Given problem: Write out the listing below in full and exactly, leaving out every picture.

Extracted data entries:
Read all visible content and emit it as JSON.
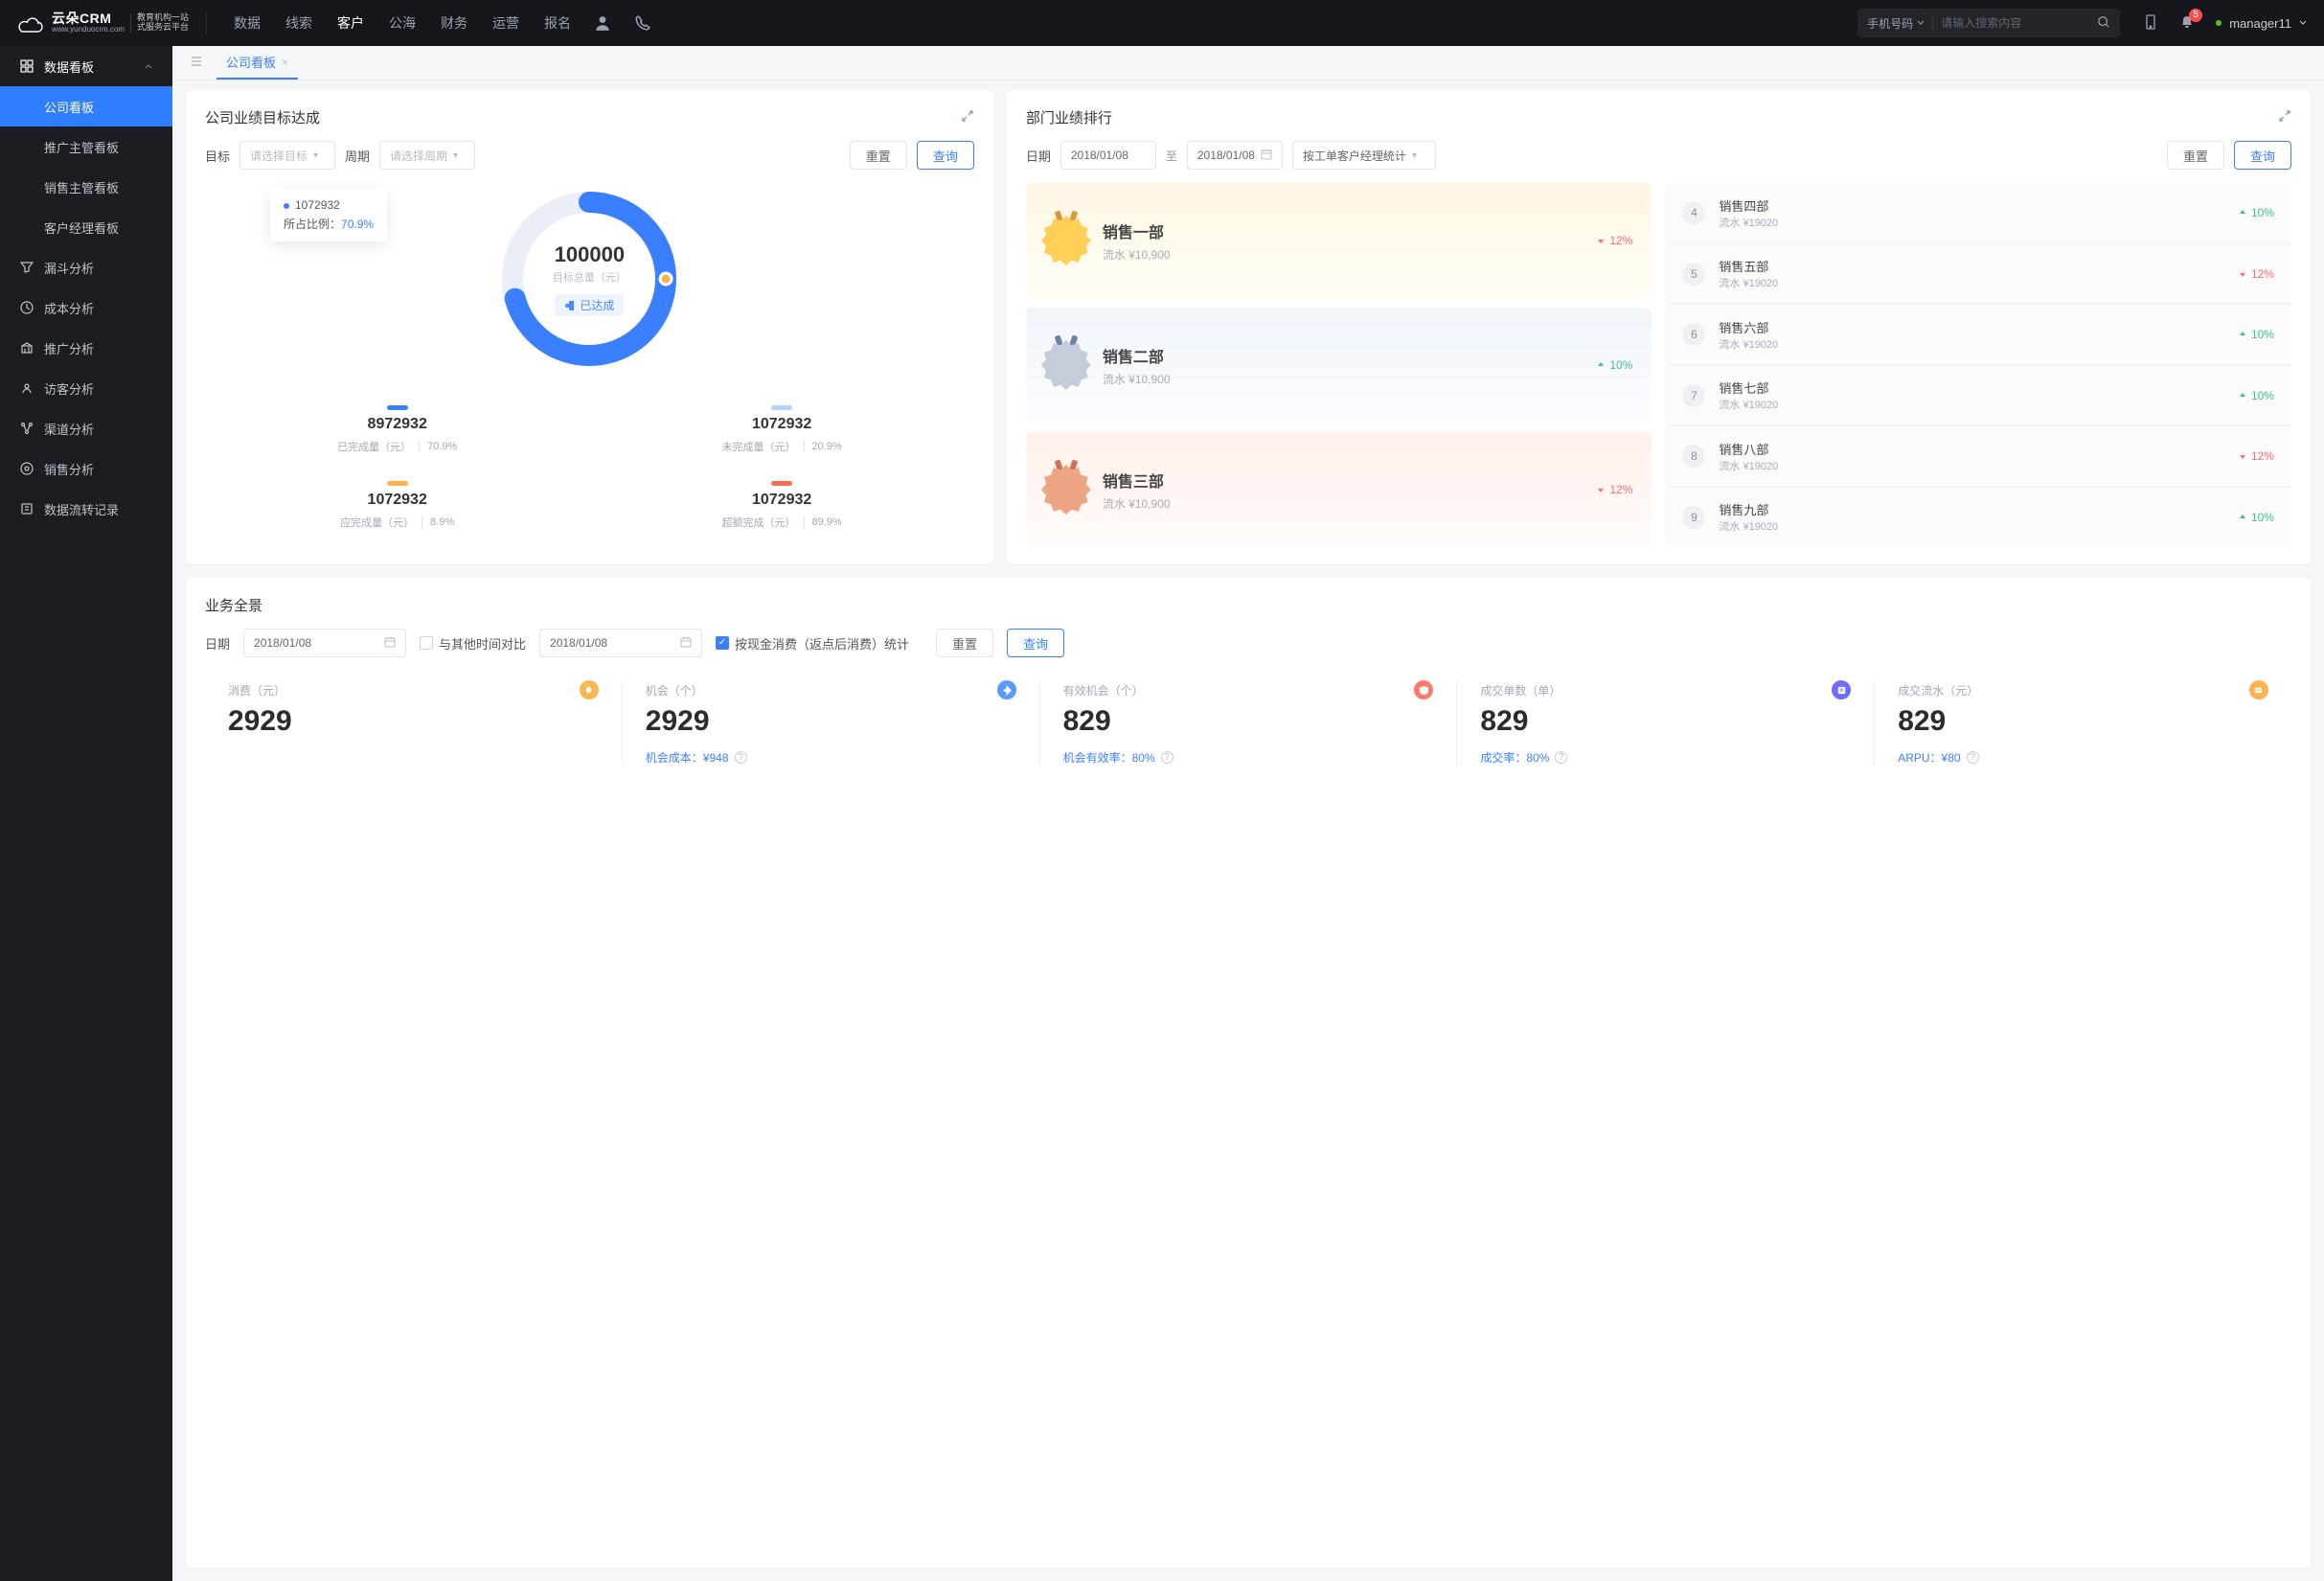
{
  "header": {
    "brand": "云朵CRM",
    "brand_sub1": "教育机构一站",
    "brand_sub2": "式服务云平台",
    "brand_url": "www.yunduocrm.com",
    "nav": [
      "数据",
      "线索",
      "客户",
      "公海",
      "财务",
      "运营",
      "报名"
    ],
    "active_nav_index": 2,
    "search_type": "手机号码",
    "search_placeholder": "请输入搜索内容",
    "user": "manager11",
    "badge": "5"
  },
  "chart_data": {
    "type": "pie",
    "title": "公司业绩目标达成",
    "total_label": "目标总量（元）",
    "total": 100000,
    "achieved_label": "已达成",
    "tooltip_value": "1072932",
    "tooltip_ratio_label": "所占比例：",
    "tooltip_ratio": "70.9%",
    "series": [
      {
        "name": "已完成量（元）",
        "value": 8972932,
        "pct": "70.9%",
        "color": "#3a7fff"
      },
      {
        "name": "未完成量（元）",
        "value": 1072932,
        "pct": "20.9%",
        "color": "#b4d3ff"
      },
      {
        "name": "应完成量（元）",
        "value": 1072932,
        "pct": "8.9%",
        "color": "#ffb24d"
      },
      {
        "name": "超额完成（元）",
        "value": 1072932,
        "pct": "89.9%",
        "color": "#ff6c4d"
      }
    ]
  },
  "sidebar": {
    "header": "数据看板",
    "items": [
      {
        "label": "公司看板",
        "active": true
      },
      {
        "label": "推广主管看板"
      },
      {
        "label": "销售主管看板"
      },
      {
        "label": "客户经理看板"
      }
    ],
    "links": [
      {
        "icon": "funnel",
        "label": "漏斗分析"
      },
      {
        "icon": "cost",
        "label": "成本分析"
      },
      {
        "icon": "promo",
        "label": "推广分析"
      },
      {
        "icon": "visitor",
        "label": "访客分析"
      },
      {
        "icon": "channel",
        "label": "渠道分析"
      },
      {
        "icon": "sales",
        "label": "销售分析"
      },
      {
        "icon": "flow",
        "label": "数据流转记录"
      }
    ]
  },
  "tabs": {
    "active": "公司看板"
  },
  "perf": {
    "title": "公司业绩目标达成",
    "goal_label": "目标",
    "goal_placeholder": "请选择目标",
    "period_label": "周期",
    "period_placeholder": "请选择周期",
    "reset": "重置",
    "query": "查询"
  },
  "rank": {
    "title": "部门业绩排行",
    "date_label": "日期",
    "date_start": "2018/01/08",
    "date_sep": "至",
    "date_end": "2018/01/08",
    "mode_placeholder": "按工单客户经理统计",
    "reset": "重置",
    "query": "查询",
    "top3": [
      {
        "rank": "1",
        "name": "销售一部",
        "value": "流水 ¥10,900",
        "delta": "12%",
        "dir": "down"
      },
      {
        "rank": "2",
        "name": "销售二部",
        "value": "流水 ¥10,900",
        "delta": "10%",
        "dir": "up"
      },
      {
        "rank": "3",
        "name": "销售三部",
        "value": "流水 ¥10,900",
        "delta": "12%",
        "dir": "down"
      }
    ],
    "rest": [
      {
        "rank": "4",
        "name": "销售四部",
        "value": "流水 ¥19020",
        "delta": "10%",
        "dir": "up"
      },
      {
        "rank": "5",
        "name": "销售五部",
        "value": "流水 ¥19020",
        "delta": "12%",
        "dir": "down"
      },
      {
        "rank": "6",
        "name": "销售六部",
        "value": "流水 ¥19020",
        "delta": "10%",
        "dir": "up"
      },
      {
        "rank": "7",
        "name": "销售七部",
        "value": "流水 ¥19020",
        "delta": "10%",
        "dir": "up"
      },
      {
        "rank": "8",
        "name": "销售八部",
        "value": "流水 ¥19020",
        "delta": "12%",
        "dir": "down"
      },
      {
        "rank": "9",
        "name": "销售九部",
        "value": "流水 ¥19020",
        "delta": "10%",
        "dir": "up"
      }
    ]
  },
  "overview": {
    "title": "业务全景",
    "date_label": "日期",
    "date1": "2018/01/08",
    "compare_label": "与其他时间对比",
    "date2": "2018/01/08",
    "checkbox_label": "按现金消费（返点后消费）统计",
    "reset": "重置",
    "query": "查询",
    "kpis": [
      {
        "label": "消费（元）",
        "value": "2929",
        "icon": "orange",
        "sub_label": "",
        "sub_value": ""
      },
      {
        "label": "机会（个）",
        "value": "2929",
        "icon": "blue",
        "sub_label": "机会成本：",
        "sub_value": "¥948"
      },
      {
        "label": "有效机会（个）",
        "value": "829",
        "icon": "red",
        "sub_label": "机会有效率：",
        "sub_value": "80%"
      },
      {
        "label": "成交单数（单）",
        "value": "829",
        "icon": "indigo",
        "sub_label": "成交率：",
        "sub_value": "80%"
      },
      {
        "label": "成交流水（元）",
        "value": "829",
        "icon": "amber",
        "sub_label": "ARPU：",
        "sub_value": "¥80"
      }
    ]
  }
}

Solution to this exercise:
Read all visible content and emit it as JSON.
{
  "header": {
    "brand": "云朵CRM",
    "brand_sub1": "教育机构一站",
    "brand_sub2": "式服务云平台",
    "brand_url": "www.yunduocrm.com",
    "nav": [
      "数据",
      "线索",
      "客户",
      "公海",
      "财务",
      "运营",
      "报名"
    ],
    "active_nav_index": 2,
    "search_type": "手机号码",
    "search_placeholder": "请输入搜索内容",
    "user": "manager11",
    "badge": "5"
  },
  "chart_data": {
    "type": "pie",
    "title": "公司业绩目标达成",
    "total_label": "目标总量（元）",
    "total": 100000,
    "achieved_label": "已达成",
    "tooltip_value": "1072932",
    "tooltip_ratio_label": "所占比例：",
    "tooltip_ratio": "70.9%",
    "series": [
      {
        "name": "已完成量（元）",
        "value": 8972932,
        "pct": "70.9%",
        "color": "#3a7fff"
      },
      {
        "name": "未完成量（元）",
        "value": 1072932,
        "pct": "20.9%",
        "color": "#b4d3ff"
      },
      {
        "name": "应完成量（元）",
        "value": 1072932,
        "pct": "8.9%",
        "color": "#ffb24d"
      },
      {
        "name": "超额完成（元）",
        "value": 1072932,
        "pct": "89.9%",
        "color": "#ff6c4d"
      }
    ]
  },
  "sidebar": {
    "header": "数据看板",
    "items": [
      {
        "label": "公司看板",
        "active": true
      },
      {
        "label": "推广主管看板"
      },
      {
        "label": "销售主管看板"
      },
      {
        "label": "客户经理看板"
      }
    ],
    "links": [
      {
        "icon": "funnel",
        "label": "漏斗分析"
      },
      {
        "icon": "cost",
        "label": "成本分析"
      },
      {
        "icon": "promo",
        "label": "推广分析"
      },
      {
        "icon": "visitor",
        "label": "访客分析"
      },
      {
        "icon": "channel",
        "label": "渠道分析"
      },
      {
        "icon": "sales",
        "label": "销售分析"
      },
      {
        "icon": "flow",
        "label": "数据流转记录"
      }
    ]
  },
  "tabs": {
    "active": "公司看板"
  },
  "perf": {
    "title": "公司业绩目标达成",
    "goal_label": "目标",
    "goal_placeholder": "请选择目标",
    "period_label": "周期",
    "period_placeholder": "请选择周期",
    "reset": "重置",
    "query": "查询"
  },
  "rank": {
    "title": "部门业绩排行",
    "date_label": "日期",
    "date_start": "2018/01/08",
    "date_sep": "至",
    "date_end": "2018/01/08",
    "mode_placeholder": "按工单客户经理统计",
    "reset": "重置",
    "query": "查询",
    "top3": [
      {
        "rank": "1",
        "name": "销售一部",
        "value": "流水 ¥10,900",
        "delta": "12%",
        "dir": "down"
      },
      {
        "rank": "2",
        "name": "销售二部",
        "value": "流水 ¥10,900",
        "delta": "10%",
        "dir": "up"
      },
      {
        "rank": "3",
        "name": "销售三部",
        "value": "流水 ¥10,900",
        "delta": "12%",
        "dir": "down"
      }
    ],
    "rest": [
      {
        "rank": "4",
        "name": "销售四部",
        "value": "流水 ¥19020",
        "delta": "10%",
        "dir": "up"
      },
      {
        "rank": "5",
        "name": "销售五部",
        "value": "流水 ¥19020",
        "delta": "12%",
        "dir": "down"
      },
      {
        "rank": "6",
        "name": "销售六部",
        "value": "流水 ¥19020",
        "delta": "10%",
        "dir": "up"
      },
      {
        "rank": "7",
        "name": "销售七部",
        "value": "流水 ¥19020",
        "delta": "10%",
        "dir": "up"
      },
      {
        "rank": "8",
        "name": "销售八部",
        "value": "流水 ¥19020",
        "delta": "12%",
        "dir": "down"
      },
      {
        "rank": "9",
        "name": "销售九部",
        "value": "流水 ¥19020",
        "delta": "10%",
        "dir": "up"
      }
    ]
  },
  "overview": {
    "title": "业务全景",
    "date_label": "日期",
    "date1": "2018/01/08",
    "compare_label": "与其他时间对比",
    "date2": "2018/01/08",
    "checkbox_label": "按现金消费（返点后消费）统计",
    "reset": "重置",
    "query": "查询",
    "kpis": [
      {
        "label": "消费（元）",
        "value": "2929",
        "icon": "orange",
        "sub_label": "",
        "sub_value": ""
      },
      {
        "label": "机会（个）",
        "value": "2929",
        "icon": "blue",
        "sub_label": "机会成本：",
        "sub_value": "¥948"
      },
      {
        "label": "有效机会（个）",
        "value": "829",
        "icon": "red",
        "sub_label": "机会有效率：",
        "sub_value": "80%"
      },
      {
        "label": "成交单数（单）",
        "value": "829",
        "icon": "indigo",
        "sub_label": "成交率：",
        "sub_value": "80%"
      },
      {
        "label": "成交流水（元）",
        "value": "829",
        "icon": "amber",
        "sub_label": "ARPU：",
        "sub_value": "¥80"
      }
    ]
  }
}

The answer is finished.